*** EXCERPTED RECORDS ***

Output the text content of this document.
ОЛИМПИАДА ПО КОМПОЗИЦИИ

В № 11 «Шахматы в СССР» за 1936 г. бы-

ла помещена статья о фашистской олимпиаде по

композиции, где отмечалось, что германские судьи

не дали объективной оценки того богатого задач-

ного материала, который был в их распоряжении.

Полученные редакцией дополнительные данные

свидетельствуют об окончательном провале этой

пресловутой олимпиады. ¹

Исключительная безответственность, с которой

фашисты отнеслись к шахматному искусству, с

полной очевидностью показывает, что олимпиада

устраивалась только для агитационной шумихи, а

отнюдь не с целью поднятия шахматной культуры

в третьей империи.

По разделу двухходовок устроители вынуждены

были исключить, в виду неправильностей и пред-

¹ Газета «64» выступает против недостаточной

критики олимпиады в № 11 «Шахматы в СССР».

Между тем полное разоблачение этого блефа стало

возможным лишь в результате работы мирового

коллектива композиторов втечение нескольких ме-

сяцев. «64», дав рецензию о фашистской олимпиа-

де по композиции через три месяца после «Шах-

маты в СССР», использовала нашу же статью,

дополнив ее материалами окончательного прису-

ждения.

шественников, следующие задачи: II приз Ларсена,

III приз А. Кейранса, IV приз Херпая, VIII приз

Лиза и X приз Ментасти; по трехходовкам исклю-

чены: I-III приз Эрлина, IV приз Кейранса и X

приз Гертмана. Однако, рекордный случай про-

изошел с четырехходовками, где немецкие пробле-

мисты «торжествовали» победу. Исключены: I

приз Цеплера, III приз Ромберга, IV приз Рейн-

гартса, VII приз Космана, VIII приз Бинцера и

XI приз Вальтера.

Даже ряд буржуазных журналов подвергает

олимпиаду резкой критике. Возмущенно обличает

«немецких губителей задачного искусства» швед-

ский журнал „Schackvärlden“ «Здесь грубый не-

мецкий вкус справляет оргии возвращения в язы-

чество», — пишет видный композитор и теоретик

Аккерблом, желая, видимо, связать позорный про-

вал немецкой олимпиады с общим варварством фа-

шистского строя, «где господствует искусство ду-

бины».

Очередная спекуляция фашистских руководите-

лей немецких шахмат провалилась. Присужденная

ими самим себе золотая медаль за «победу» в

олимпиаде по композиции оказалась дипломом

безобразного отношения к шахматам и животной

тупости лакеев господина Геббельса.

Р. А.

***

Copy out each line of the records where the string "VIII" appears.

■ **FINAL RESULT**
III приз А. Кейранса, IV приз Херпая, VIII приз
гартса, VII приз Космана, VIII приз Бинцера и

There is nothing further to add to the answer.